> **Aim of the exercise**
Pictures do not belong in your copy. Repeat all the other data exactly.

Recorded data:
========

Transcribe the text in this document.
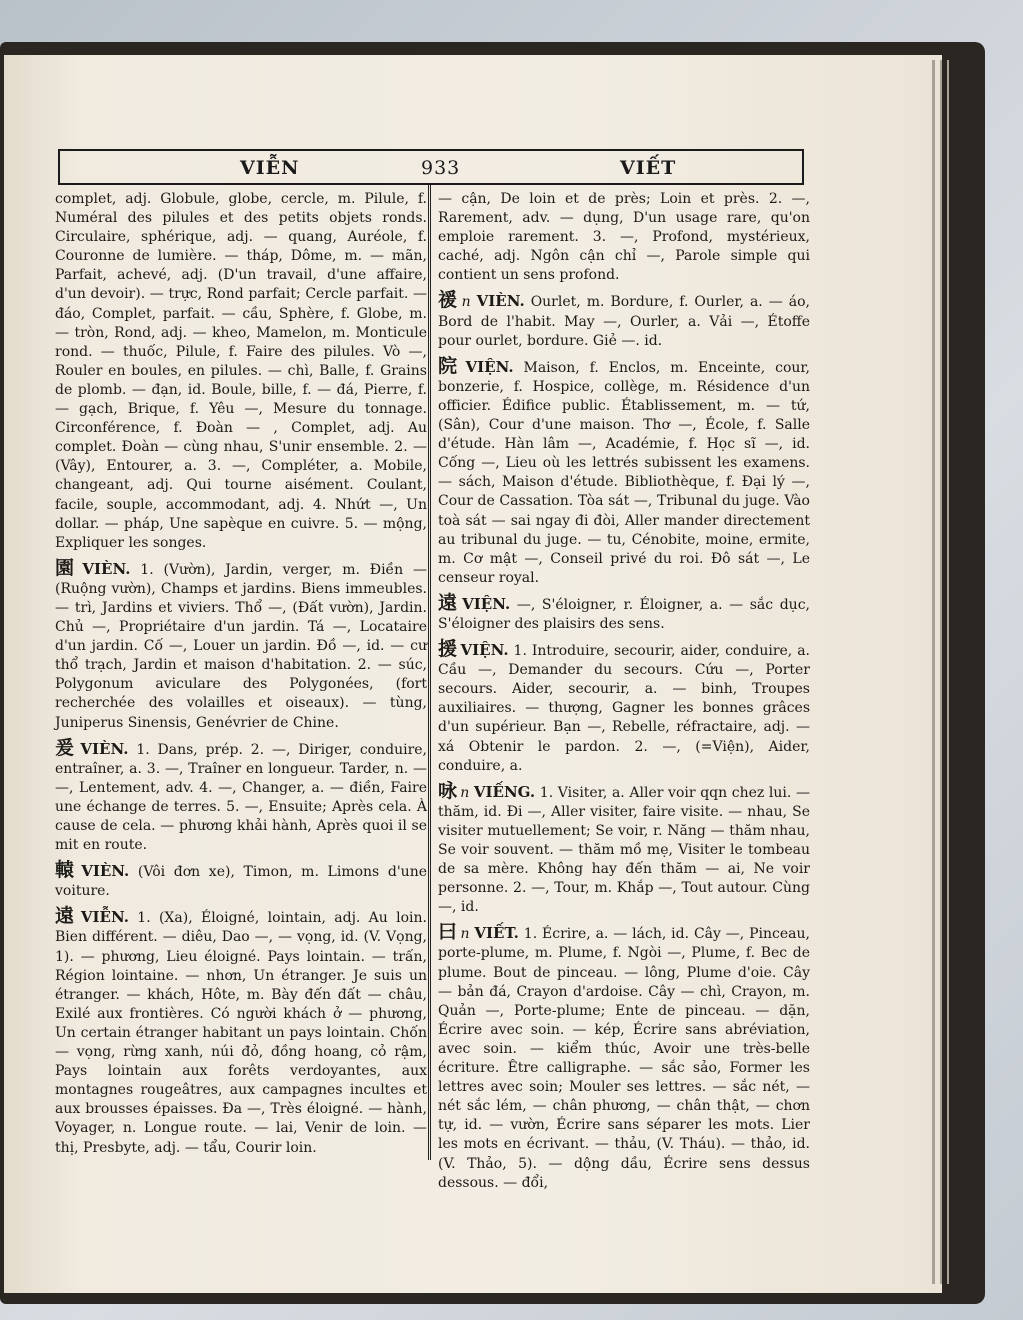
VIỄN	933	VIẾT

complet, adj. Globule, globe, cercle, m. Pilule, f. Numéral des pilules et des petits objets ronds. Circulaire, sphérique, adj. — quang, Auréole, f. Couronne de lumière. — tháp, Dôme, m. — mãn, Parfait, achevé, adj. (D'un travail, d'une affaire, d'un devoir). — trực, Rond parfait; Cercle parfait. — đáo, Complet, parfait. — cầu, Sphère, f. Globe, m. — tròn, Rond, adj. — kheo, Mamelon, m. Monticule rond. — thuốc, Pilule, f. Faire des pilules. Vò —, Rouler en boules, en pilules. — chì, Balle, f. Grains de plomb. — đạn, id. Boule, bille, f. — đá, Pierre, f. — gạch, Brique, f. Yêu —, Mesure du tonnage. Circonférence, f. Đoàn — , Complet, adj. Au complet. Đoàn — cùng nhau, S'unir ensemble. 2. — (Vây), Entourer, a. 3. —, Compléter, a. Mobile, changeant, adj. Qui tourne aisément. Coulant, facile, souple, accommodant, adj. 4. Nhứt —, Un dollar. — pháp, Une sapèque en cuivre. 5. — mộng, Expliquer les songes.

園 VIÈN. 1. (Vườn), Jardin, verger, m. Điền — (Ruộng vườn), Champs et jardins. Biens immeubles. — trì, Jardins et viviers. Thổ —, (Đất vườn), Jardin. Chủ —, Propriétaire d'un jardin. Tá —, Locataire d'un jardin. Cố —, Louer un jardin. Đồ —, id. — cư thổ trạch, Jardin et maison d'habitation. 2. — súc, Polygonum aviculare des Polygonées, (fort recherchée des volailles et oiseaux). — tùng, Juniperus Sinensis, Genévrier de Chine.

爰 VIÈN. 1. Dans, prép. 2. —, Diriger, conduire, entraîner, a. 3. —, Traîner en longueur. Tarder, n. — —, Lentement, adv. 4. —, Changer, a. — điền, Faire une échange de terres. 5. —, Ensuite; Après cela. À cause de cela. — phương khải hành, Après quoi il se mit en route.

轅 VIÈN. (Vôi đơn xe), Timon, m. Limons d'une voiture.

遠 VIỄN. 1. (Xa), Éloigné, lointain, adj. Au loin. Bien différent. — diêu, Dao —, — vọng, id. (V. Vọng, 1). — phương, Lieu éloigné. Pays lointain. — trấn, Région lointaine. — nhơn, Un étranger. Je suis un étranger. — khách, Hôte, m. Bày đến đất — châu, Exilé aux frontières. Có người khách ở — phương, Un certain étranger habitant un pays lointain. Chốn — vọng, rừng xanh, núi đỏ, đồng hoang, cỏ rậm, Pays lointain aux forêts verdoyantes, aux montagnes rougeâtres, aux campagnes incultes et aux brousses épaisses. Đa —, Très éloigné. — hành, Voyager, n. Longue route. — lai, Venir de loin. — thị, Presbyte, adj. — tẩu, Courir loin.

— cận, De loin et de près; Loin et près. 2. —, Rarement, adv. — dụng, D'un usage rare, qu'on emploie rarement. 3. —, Profond, mystérieux, caché, adj. Ngôn cận chỉ —, Parole simple qui contient un sens profond.

禐 n VIÈN. Ourlet, m. Bordure, f. Ourler, a. — áo, Bord de l'habit. May —, Ourler, a. Vải —, Étoffe pour ourlet, bordure. Giẻ —. id.

院 VIỆN. Maison, f. Enclos, m. Enceinte, cour, bonzerie, f. Hospice, collège, m. Résidence d'un officier. Édifice public. Établissement, m. — tứ, (Sân), Cour d'une maison. Thơ —, École, f. Salle d'étude. Hàn lâm —, Académie, f. Học sĩ —, id. Cống —, Lieu où les lettrés subissent les examens. — sách, Maison d'étude. Bibliothèque, f. Đại lý —, Cour de Cassation. Tòa sát —, Tribunal du juge. Vào toà sát — sai ngay đi đòi, Aller mander directement au tribunal du juge. — tu, Cénobite, moine, ermite, m. Cơ mật —, Conseil privé du roi. Đô sát —, Le censeur royal.

遠 VIỆN. —, S'éloigner, r. Éloigner, a. — sắc dục, S'éloigner des plaisirs des sens.

援 VIỆN. 1. Introduire, secourir, aider, conduire, a. Cầu —, Demander du secours. Cứu —, Porter secours. Aider, secourir, a. — binh, Troupes auxiliaires. — thượng, Gagner les bonnes grâces d'un supérieur. Bạn —, Rebelle, réfractaire, adj. — xá Obtenir le pardon. 2. —, (=Viện), Aider, conduire, a.

咏 n VIẾNG. 1. Visiter, a. Aller voir qqn chez lui. — thăm, id. Đi —, Aller visiter, faire visite. — nhau, Se visiter mutuellement; Se voir, r. Năng — thăm nhau, Se voir souvent. — thăm mồ mẹ, Visiter le tombeau de sa mère. Không hay đến thăm — ai, Ne voir personne. 2. —, Tour, m. Khắp —, Tout autour. Cùng —, id.

曰 n VIẾT. 1. Écrire, a. — lách, id. Cây —, Pinceau, porte-plume, m. Plume, f. Ngòi —, Plume, f. Bec de plume. Bout de pinceau. — lông, Plume d'oie. Cây — bản đá, Crayon d'ardoise. Cây — chì, Crayon, m. Quản —, Porte-plume; Ente de pinceau. — dặn, Écrire avec soin. — kép, Écrire sans abréviation, avec soin. — kiểm thúc, Avoir une très-belle écriture. Être calligraphe. — sắc sảo, Former les lettres avec soin; Mouler ses lettres. — sắc nét, — nét sắc lém, — chân phương, — chân thật, — chơn tự, id. — vườn, Écrire sans séparer les mots. Lier les mots en écrivant. — thảu, (V. Tháu). — thảo, id. (V. Thảo, 5). — dộng dầu, Écrire sens dessus dessous. — đổi,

========

> **Exercise answer**
Transcribe the text in this document.
VIỄN	933	VIẾT

complet, adj. Globule, globe, cercle, m. Pilule, f. Numéral des pilules et des petits objets ronds. Circulaire, sphérique, adj. — quang, Auréole, f. Couronne de lumière. — tháp, Dôme, m. — mãn, Parfait, achevé, adj. (D'un travail, d'une affaire, d'un devoir). — trực, Rond parfait; Cercle parfait. — đáo, Complet, parfait. — cầu, Sphère, f. Globe, m. — tròn, Rond, adj. — kheo, Mamelon, m. Monticule rond. — thuốc, Pilule, f. Faire des pilules. Vò —, Rouler en boules, en pilules. — chì, Balle, f. Grains de plomb. — đạn, id. Boule, bille, f. — đá, Pierre, f. — gạch, Brique, f. Yêu —, Mesure du tonnage. Circonférence, f. Đoàn — , Complet, adj. Au complet. Đoàn — cùng nhau, S'unir ensemble. 2. — (Vây), Entourer, a. 3. —, Compléter, a. Mobile, changeant, adj. Qui tourne aisément. Coulant, facile, souple, accommodant, adj. 4. Nhứt —, Un dollar. — pháp, Une sapèque en cuivre. 5. — mộng, Expliquer les songes.

園 VIÈN. 1. (Vườn), Jardin, verger, m. Điền — (Ruộng vườn), Champs et jardins. Biens immeubles. — trì, Jardins et viviers. Thổ —, (Đất vườn), Jardin. Chủ —, Propriétaire d'un jardin. Tá —, Locataire d'un jardin. Cố —, Louer un jardin. Đồ —, id. — cư thổ trạch, Jardin et maison d'habitation. 2. — súc, Polygonum aviculare des Polygonées, (fort recherchée des volailles et oiseaux). — tùng, Juniperus Sinensis, Genévrier de Chine.

爰 VIÈN. 1. Dans, prép. 2. —, Diriger, conduire, entraîner, a. 3. —, Traîner en longueur. Tarder, n. — —, Lentement, adv. 4. —, Changer, a. — điền, Faire une échange de terres. 5. —, Ensuite; Après cela. À cause de cela. — phương khải hành, Après quoi il se mit en route.

轅 VIÈN. (Vôi đơn xe), Timon, m. Limons d'une voiture.

遠 VIỄN. 1. (Xa), Éloigné, lointain, adj. Au loin. Bien différent. — diêu, Dao —, — vọng, id. (V. Vọng, 1). — phương, Lieu éloigné. Pays lointain. — trấn, Région lointaine. — nhơn, Un étranger. Je suis un étranger. — khách, Hôte, m. Bày đến đất — châu, Exilé aux frontières. Có người khách ở — phương, Un certain étranger habitant un pays lointain. Chốn — vọng, rừng xanh, núi đỏ, đồng hoang, cỏ rậm, Pays lointain aux forêts verdoyantes, aux montagnes rougeâtres, aux campagnes incultes et aux brousses épaisses. Đa —, Très éloigné. — hành, Voyager, n. Longue route. — lai, Venir de loin. — thị, Presbyte, adj. — tẩu, Courir loin.

— cận, De loin et de près; Loin et près. 2. —, Rarement, adv. — dụng, D'un usage rare, qu'on emploie rarement. 3. —, Profond, mystérieux, caché, adj. Ngôn cận chỉ —, Parole simple qui contient un sens profond.

禐 n VIÈN. Ourlet, m. Bordure, f. Ourler, a. — áo, Bord de l'habit. May —, Ourler, a. Vải —, Étoffe pour ourlet, bordure. Giẻ —. id.

院 VIỆN. Maison, f. Enclos, m. Enceinte, cour, bonzerie, f. Hospice, collège, m. Résidence d'un officier. Édifice public. Établissement, m. — tứ, (Sân), Cour d'une maison. Thơ —, École, f. Salle d'étude. Hàn lâm —, Académie, f. Học sĩ —, id. Cống —, Lieu où les lettrés subissent les examens. — sách, Maison d'étude. Bibliothèque, f. Đại lý —, Cour de Cassation. Tòa sát —, Tribunal du juge. Vào toà sát — sai ngay đi đòi, Aller mander directement au tribunal du juge. — tu, Cénobite, moine, ermite, m. Cơ mật —, Conseil privé du roi. Đô sát —, Le censeur royal.

遠 VIỆN. —, S'éloigner, r. Éloigner, a. — sắc dục, S'éloigner des plaisirs des sens.

援 VIỆN. 1. Introduire, secourir, aider, conduire, a. Cầu —, Demander du secours. Cứu —, Porter secours. Aider, secourir, a. — binh, Troupes auxiliaires. — thượng, Gagner les bonnes grâces d'un supérieur. Bạn —, Rebelle, réfractaire, adj. — xá Obtenir le pardon. 2. —, (=Viện), Aider, conduire, a.

咏 n VIẾNG. 1. Visiter, a. Aller voir qqn chez lui. — thăm, id. Đi —, Aller visiter, faire visite. — nhau, Se visiter mutuellement; Se voir, r. Năng — thăm nhau, Se voir souvent. — thăm mồ mẹ, Visiter le tombeau de sa mère. Không hay đến thăm — ai, Ne voir personne. 2. —, Tour, m. Khắp —, Tout autour. Cùng —, id.

曰 n VIẾT. 1. Écrire, a. — lách, id. Cây —, Pinceau, porte-plume, m. Plume, f. Ngòi —, Plume, f. Bec de plume. Bout de pinceau. — lông, Plume d'oie. Cây — bản đá, Crayon d'ardoise. Cây — chì, Crayon, m. Quản —, Porte-plume; Ente de pinceau. — dặn, Écrire avec soin. — kép, Écrire sans abréviation, avec soin. — kiểm thúc, Avoir une très-belle écriture. Être calligraphe. — sắc sảo, Former les lettres avec soin; Mouler ses lettres. — sắc nét, — nét sắc lém, — chân phương, — chân thật, — chơn tự, id. — vườn, Écrire sans séparer les mots. Lier les mots en écrivant. — thảu, (V. Tháu). — thảo, id. (V. Thảo, 5). — dộng dầu, Écrire sens dessus dessous. — đổi,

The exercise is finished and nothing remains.